▶ _What the exercise asks_: Copy out the whole listing exactly as written, leaving the pictures behind.

▶ _Records supplied_:
____
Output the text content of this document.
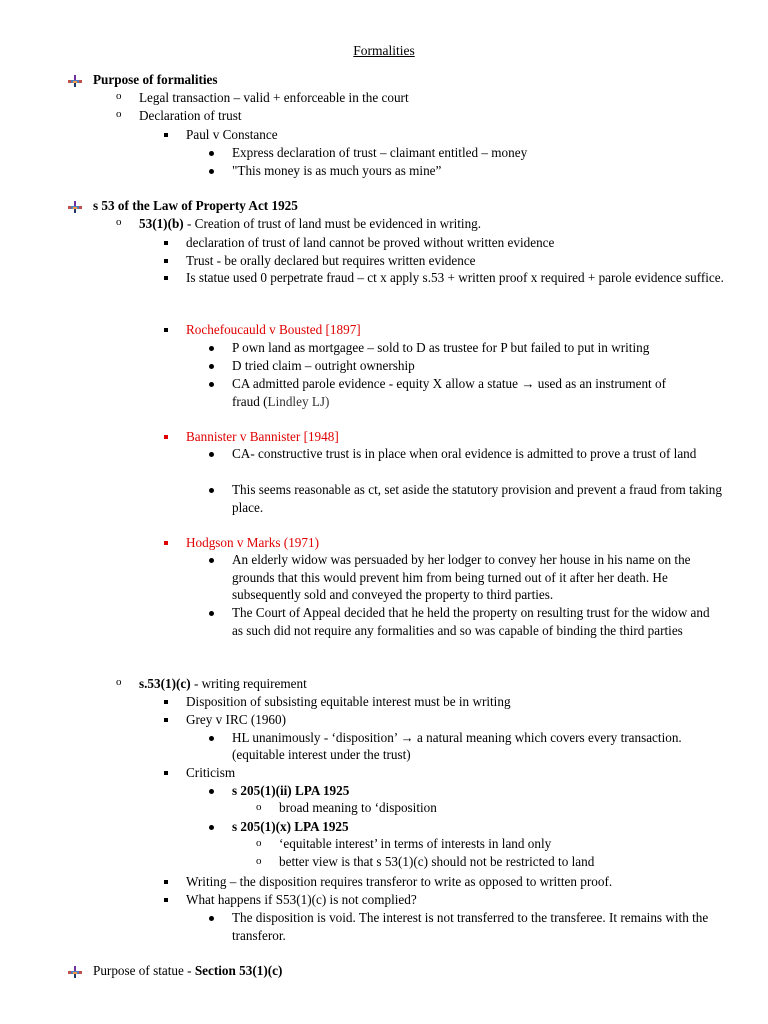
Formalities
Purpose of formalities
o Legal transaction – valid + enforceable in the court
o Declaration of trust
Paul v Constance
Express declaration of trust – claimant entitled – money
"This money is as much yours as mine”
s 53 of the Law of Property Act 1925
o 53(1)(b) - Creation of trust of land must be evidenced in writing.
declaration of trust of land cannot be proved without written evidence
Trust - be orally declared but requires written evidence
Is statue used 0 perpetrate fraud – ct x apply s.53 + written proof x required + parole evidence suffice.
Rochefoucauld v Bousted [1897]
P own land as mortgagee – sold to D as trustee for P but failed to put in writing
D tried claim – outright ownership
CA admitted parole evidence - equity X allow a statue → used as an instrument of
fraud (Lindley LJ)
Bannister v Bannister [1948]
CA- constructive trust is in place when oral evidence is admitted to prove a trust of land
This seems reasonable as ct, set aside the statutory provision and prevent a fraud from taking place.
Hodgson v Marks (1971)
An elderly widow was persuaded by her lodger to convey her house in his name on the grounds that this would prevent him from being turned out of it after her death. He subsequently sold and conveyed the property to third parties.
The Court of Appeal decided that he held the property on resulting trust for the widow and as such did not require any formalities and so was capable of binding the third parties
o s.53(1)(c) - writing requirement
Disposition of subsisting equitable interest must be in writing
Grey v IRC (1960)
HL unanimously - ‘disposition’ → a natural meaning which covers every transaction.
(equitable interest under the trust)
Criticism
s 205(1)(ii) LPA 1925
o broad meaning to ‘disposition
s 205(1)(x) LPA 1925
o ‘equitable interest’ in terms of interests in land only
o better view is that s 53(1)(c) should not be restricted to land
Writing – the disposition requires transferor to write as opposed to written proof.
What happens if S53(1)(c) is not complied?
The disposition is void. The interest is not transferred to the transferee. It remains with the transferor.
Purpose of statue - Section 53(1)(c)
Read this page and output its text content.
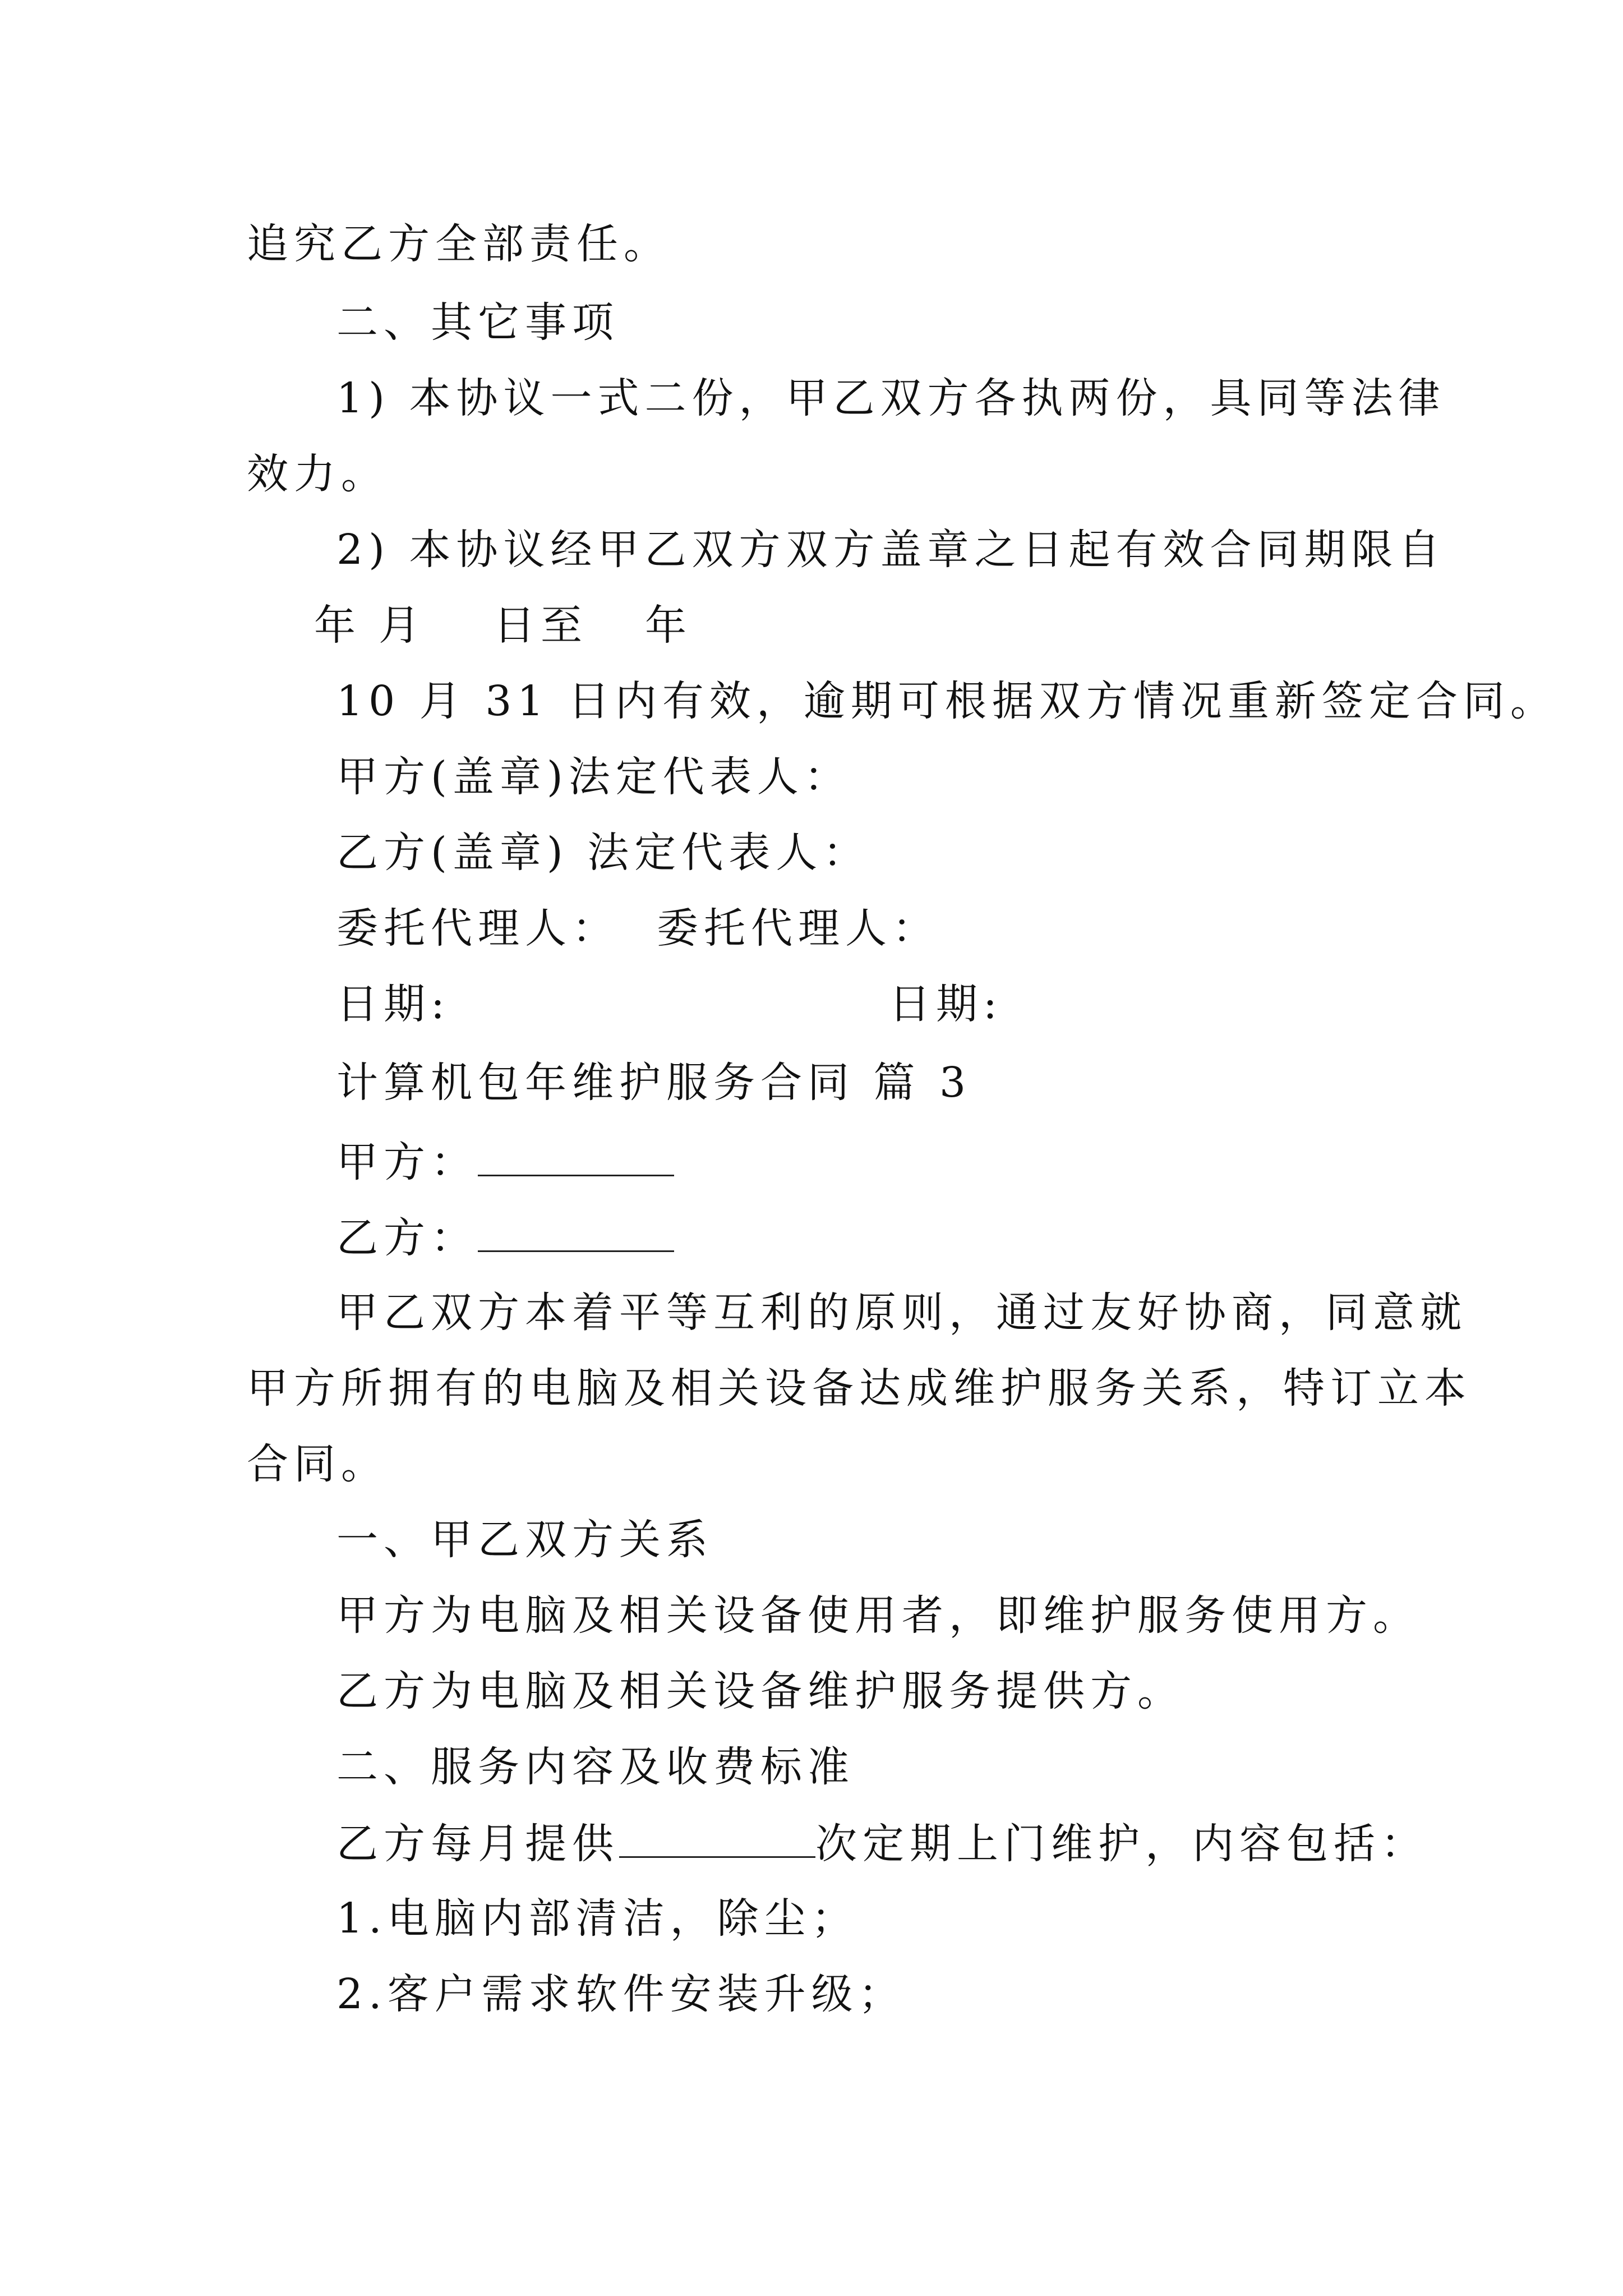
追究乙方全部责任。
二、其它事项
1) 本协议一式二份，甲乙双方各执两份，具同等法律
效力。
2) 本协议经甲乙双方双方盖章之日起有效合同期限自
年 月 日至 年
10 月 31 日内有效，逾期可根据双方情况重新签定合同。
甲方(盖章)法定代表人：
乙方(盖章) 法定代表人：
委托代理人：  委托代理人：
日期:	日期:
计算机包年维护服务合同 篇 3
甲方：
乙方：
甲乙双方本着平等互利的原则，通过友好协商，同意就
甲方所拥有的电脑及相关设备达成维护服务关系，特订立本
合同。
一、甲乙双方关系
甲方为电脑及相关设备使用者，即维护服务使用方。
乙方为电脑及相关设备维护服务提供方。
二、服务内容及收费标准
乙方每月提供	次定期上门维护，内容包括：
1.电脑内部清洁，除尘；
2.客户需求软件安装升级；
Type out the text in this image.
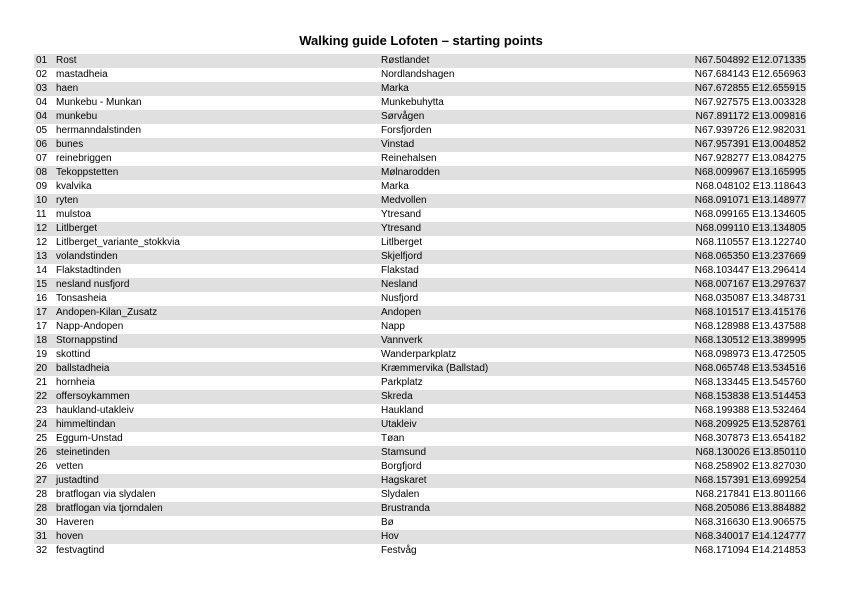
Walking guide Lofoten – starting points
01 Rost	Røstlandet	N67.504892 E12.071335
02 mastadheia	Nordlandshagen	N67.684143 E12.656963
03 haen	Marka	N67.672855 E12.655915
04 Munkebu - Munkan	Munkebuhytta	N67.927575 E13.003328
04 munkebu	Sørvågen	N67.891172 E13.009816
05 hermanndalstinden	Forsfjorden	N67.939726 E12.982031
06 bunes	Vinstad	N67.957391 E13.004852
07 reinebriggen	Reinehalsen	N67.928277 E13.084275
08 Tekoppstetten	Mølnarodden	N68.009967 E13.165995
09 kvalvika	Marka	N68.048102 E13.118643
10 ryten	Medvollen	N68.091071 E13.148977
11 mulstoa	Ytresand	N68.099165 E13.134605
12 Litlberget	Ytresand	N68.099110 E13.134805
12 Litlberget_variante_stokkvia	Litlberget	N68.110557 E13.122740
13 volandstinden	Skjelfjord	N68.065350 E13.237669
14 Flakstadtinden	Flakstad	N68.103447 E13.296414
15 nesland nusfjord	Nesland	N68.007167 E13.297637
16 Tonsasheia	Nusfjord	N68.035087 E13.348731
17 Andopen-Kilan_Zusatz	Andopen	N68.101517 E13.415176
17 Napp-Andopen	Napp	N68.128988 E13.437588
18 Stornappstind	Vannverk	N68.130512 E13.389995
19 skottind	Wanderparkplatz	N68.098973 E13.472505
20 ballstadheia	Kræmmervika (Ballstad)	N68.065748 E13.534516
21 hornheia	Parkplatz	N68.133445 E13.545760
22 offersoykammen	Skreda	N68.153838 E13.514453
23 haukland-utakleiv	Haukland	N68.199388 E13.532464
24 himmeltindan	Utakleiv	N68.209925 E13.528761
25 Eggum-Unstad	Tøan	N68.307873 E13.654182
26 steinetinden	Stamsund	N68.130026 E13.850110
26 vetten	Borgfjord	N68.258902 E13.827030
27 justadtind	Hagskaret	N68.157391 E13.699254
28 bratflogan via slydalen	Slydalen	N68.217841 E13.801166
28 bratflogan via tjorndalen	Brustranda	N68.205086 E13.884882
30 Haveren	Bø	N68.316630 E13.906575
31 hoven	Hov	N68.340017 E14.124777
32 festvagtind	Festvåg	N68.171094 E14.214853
____
▶ _Answer to the problem_:
Output the text content of this document.
Formalities
Purpose of formalities
o Legal transaction – valid + enforceable in the court
o Declaration of trust
Paul v Constance
Express declaration of trust – claimant entitled – money
"This money is as much yours as mine”
s 53 of the Law of Property Act 1925
o 53(1)(b) - Creation of trust of land must be evidenced in writing.
declaration of trust of land cannot be proved without written evidence
Trust - be orally declared but requires written evidence
Is statue used 0 perpetrate fraud – ct x apply s.53 + written proof x required + parole evidence suffice.
Rochefoucauld v Bousted [1897]
P own land as mortgagee – sold to D as trustee for P but failed to put in writing
D tried claim – outright ownership
CA admitted parole evidence - equity X allow a statue → used as an instrument of
fraud (Lindley LJ)
Bannister v Bannister [1948]
CA- constructive trust is in place when oral evidence is admitted to prove a trust of land
This seems reasonable as ct, set aside the statutory provision and prevent a fraud from taking place.
Hodgson v Marks (1971)
An elderly widow was persuaded by her lodger to convey her house in his name on the grounds that this would prevent him from being turned out of it after her death. He subsequently sold and conveyed the property to third parties.
The Court of Appeal decided that he held the property on resulting trust for the widow and as such did not require any formalities and so was capable of binding the third parties
o s.53(1)(c) - writing requirement
Disposition of subsisting equitable interest must be in writing
Grey v IRC (1960)
HL unanimously - ‘disposition’ → a natural meaning which covers every transaction.
(equitable interest under the trust)
Criticism
s 205(1)(ii) LPA 1925
o broad meaning to ‘disposition
s 205(1)(x) LPA 1925
o ‘equitable interest’ in terms of interests in land only
o better view is that s 53(1)(c) should not be restricted to land
Writing – the disposition requires transferor to write as opposed to written proof.
What happens if S53(1)(c) is not complied?
The disposition is void. The interest is not transferred to the transferee. It remains with the transferor.
Purpose of statue - Section 53(1)(c)
Read this page and output its text content.
追究乙方全部责任。
二、其它事项
1) 本协议一式二份，甲乙双方各执两份，具同等法律
效力。
2) 本协议经甲乙双方双方盖章之日起有效合同期限自
年 月 日至 年
10 月 31 日内有效，逾期可根据双方情况重新签定合同。
甲方(盖章)法定代表人：
乙方(盖章) 法定代表人：
委托代理人：  委托代理人：
日期:	日期:
计算机包年维护服务合同 篇 3
甲方：
乙方：
甲乙双方本着平等互利的原则，通过友好协商，同意就
甲方所拥有的电脑及相关设备达成维护服务关系，特订立本
合同。
一、甲乙双方关系
甲方为电脑及相关设备使用者，即维护服务使用方。
乙方为电脑及相关设备维护服务提供方。
二、服务内容及收费标准
乙方每月提供	次定期上门维护，内容包括：
1.电脑内部清洁，除尘；
2.客户需求软件安装升级；
Type out the text in this image.
Walking guide Lofoten – starting points
01 Rost	Røstlandet	N67.504892 E12.071335
02 mastadheia	Nordlandshagen	N67.684143 E12.656963
03 haen	Marka	N67.672855 E12.655915
04 Munkebu - Munkan	Munkebuhytta	N67.927575 E13.003328
04 munkebu	Sørvågen	N67.891172 E13.009816
05 hermanndalstinden	Forsfjorden	N67.939726 E12.982031
06 bunes	Vinstad	N67.957391 E13.004852
07 reinebriggen	Reinehalsen	N67.928277 E13.084275
08 Tekoppstetten	Mølnarodden	N68.009967 E13.165995
09 kvalvika	Marka	N68.048102 E13.118643
10 ryten	Medvollen	N68.091071 E13.148977
11 mulstoa	Ytresand	N68.099165 E13.134605
12 Litlberget	Ytresand	N68.099110 E13.134805
12 Litlberget_variante_stokkvia	Litlberget	N68.110557 E13.122740
13 volandstinden	Skjelfjord	N68.065350 E13.237669
14 Flakstadtinden	Flakstad	N68.103447 E13.296414
15 nesland nusfjord	Nesland	N68.007167 E13.297637
16 Tonsasheia	Nusfjord	N68.035087 E13.348731
17 Andopen-Kilan_Zusatz	Andopen	N68.101517 E13.415176
17 Napp-Andopen	Napp	N68.128988 E13.437588
18 Stornappstind	Vannverk	N68.130512 E13.389995
19 skottind	Wanderparkplatz	N68.098973 E13.472505
20 ballstadheia	Kræmmervika (Ballstad)	N68.065748 E13.534516
21 hornheia	Parkplatz	N68.133445 E13.545760
22 offersoykammen	Skreda	N68.153838 E13.514453
23 haukland-utakleiv	Haukland	N68.199388 E13.532464
24 himmeltindan	Utakleiv	N68.209925 E13.528761
25 Eggum-Unstad	Tøan	N68.307873 E13.654182
26 steinetinden	Stamsund	N68.130026 E13.850110
26 vetten	Borgfjord	N68.258902 E13.827030
27 justadtind	Hagskaret	N68.157391 E13.699254
28 bratflogan via slydalen	Slydalen	N68.217841 E13.801166
28 bratflogan via tjorndalen	Brustranda	N68.205086 E13.884882
30 Haveren	Bø	N68.316630 E13.906575
31 hoven	Hov	N68.340017 E14.124777
32 festvagtind	Festvåg	N68.171094 E14.214853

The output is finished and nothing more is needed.